● **Challenge**
Pick out every line in the items below that contains the word "Media", and copy each of those lines in full.

>> Start

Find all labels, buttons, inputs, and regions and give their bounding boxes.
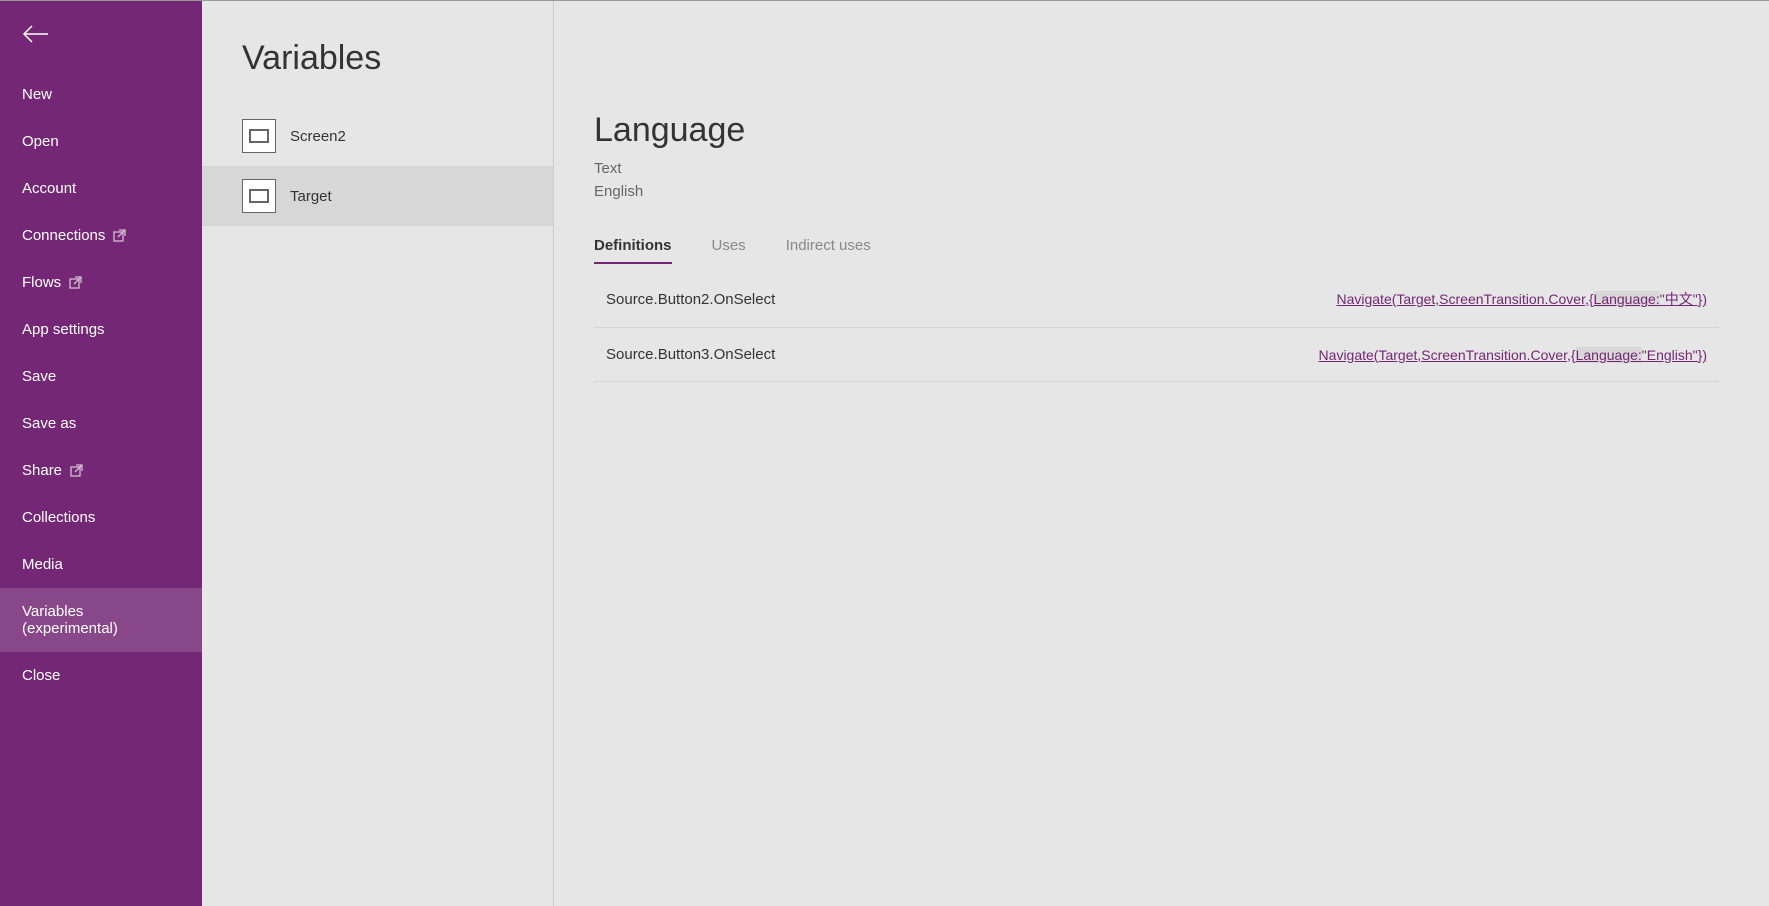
formula-suffix: "English"}) [1642,347,1707,363]
app-root: New Open Account Connections Flows App settin… [0,0,1769,906]
external-link-icon [113,229,126,242]
sidebar-item-label: Save as [22,415,76,432]
sidebar-item-media[interactable]: Media [0,541,202,588]
sidebar: New Open Account Connections Flows App settin… [0,1,202,906]
list-panel: Variables Screen2 Target [202,1,554,906]
sidebar-item-connections[interactable]: Connections [0,212,202,259]
definition-row: Source.Button3.OnSelect Navigate(Target,S… [594,328,1719,382]
sidebar-item-label: Share [22,462,62,479]
sidebar-item-label: Connections [22,227,105,244]
external-link-icon [69,276,82,289]
list-item-label: Target [290,188,332,205]
sidebar-item-variables-experimental-[interactable]: Variables (experimental) [0,588,202,652]
formula-highlight: Language: [1576,347,1642,363]
definition-source: Source.Button3.OnSelect [606,346,775,363]
list-item-target[interactable]: Target [202,166,553,226]
formula-prefix: Navigate(Target,ScreenTransition.Cover,{ [1336,291,1593,307]
sidebar-item-label: Variables (experimental) [22,603,180,637]
sidebar-item-label: Close [22,667,60,684]
external-link-icon [70,464,83,477]
definition-source: Source.Button2.OnSelect [606,291,775,308]
formula-suffix: "中文"}) [1660,291,1707,307]
list-item-label: Screen2 [290,128,346,145]
sidebar-item-label: Open [22,133,59,150]
detail-value: English [594,181,1719,204]
tab-indirect-uses[interactable]: Indirect uses [786,237,871,264]
sidebar-item-collections[interactable]: Collections [0,494,202,541]
list-panel-title: Variables [202,1,553,106]
sidebar-item-account[interactable]: Account [0,165,202,212]
definition-formula-link[interactable]: Navigate(Target,ScreenTransition.Cover,{… [1336,289,1707,309]
detail-panel: Language Text English Definitions Uses Ind… [554,1,1769,906]
detail-title: Language [594,111,1719,150]
sidebar-item-label: Save [22,368,56,385]
definition-row: Source.Button2.OnSelect Navigate(Target,S… [594,271,1719,328]
sidebar-item-open[interactable]: Open [0,118,202,165]
sidebar-item-label: Media [22,556,63,573]
sidebar-item-save[interactable]: Save [0,353,202,400]
sidebar-item-share[interactable]: Share [0,447,202,494]
sidebar-item-label: App settings [22,321,105,338]
definitions-list: Source.Button2.OnSelect Navigate(Target,S… [594,271,1719,382]
formula-prefix: Navigate(Target,ScreenTransition.Cover,{ [1319,347,1576,363]
sidebar-item-label: Collections [22,509,95,526]
sidebar-item-label: New [22,86,52,103]
back-arrow-icon [22,24,50,49]
back-button[interactable] [0,1,202,71]
sidebar-item-new[interactable]: New [0,71,202,118]
screen-icon [242,119,276,153]
sidebar-item-save-as[interactable]: Save as [0,400,202,447]
tab-definitions[interactable]: Definitions [594,237,672,264]
definition-formula-link[interactable]: Navigate(Target,ScreenTransition.Cover,{… [1319,347,1707,363]
list-item-screen2[interactable]: Screen2 [202,106,553,166]
sidebar-item-label: Flows [22,274,61,291]
sidebar-item-flows[interactable]: Flows [0,259,202,306]
sidebar-item-label: Account [22,180,76,197]
formula-highlight: Language: [1594,291,1660,307]
detail-type: Text [594,158,1719,181]
sidebar-item-close[interactable]: Close [0,652,202,699]
detail-tabs: Definitions Uses Indirect uses [594,237,1719,265]
screen-icon [242,179,276,213]
sidebar-item-app-settings[interactable]: App settings [0,306,202,353]
tab-uses[interactable]: Uses [712,237,746,264]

>> End

● **Result for this exercise**
sidebar-item-media[interactable]: Media [0,541,202,588]
sidebar-item-label: Media [22,556,63,573]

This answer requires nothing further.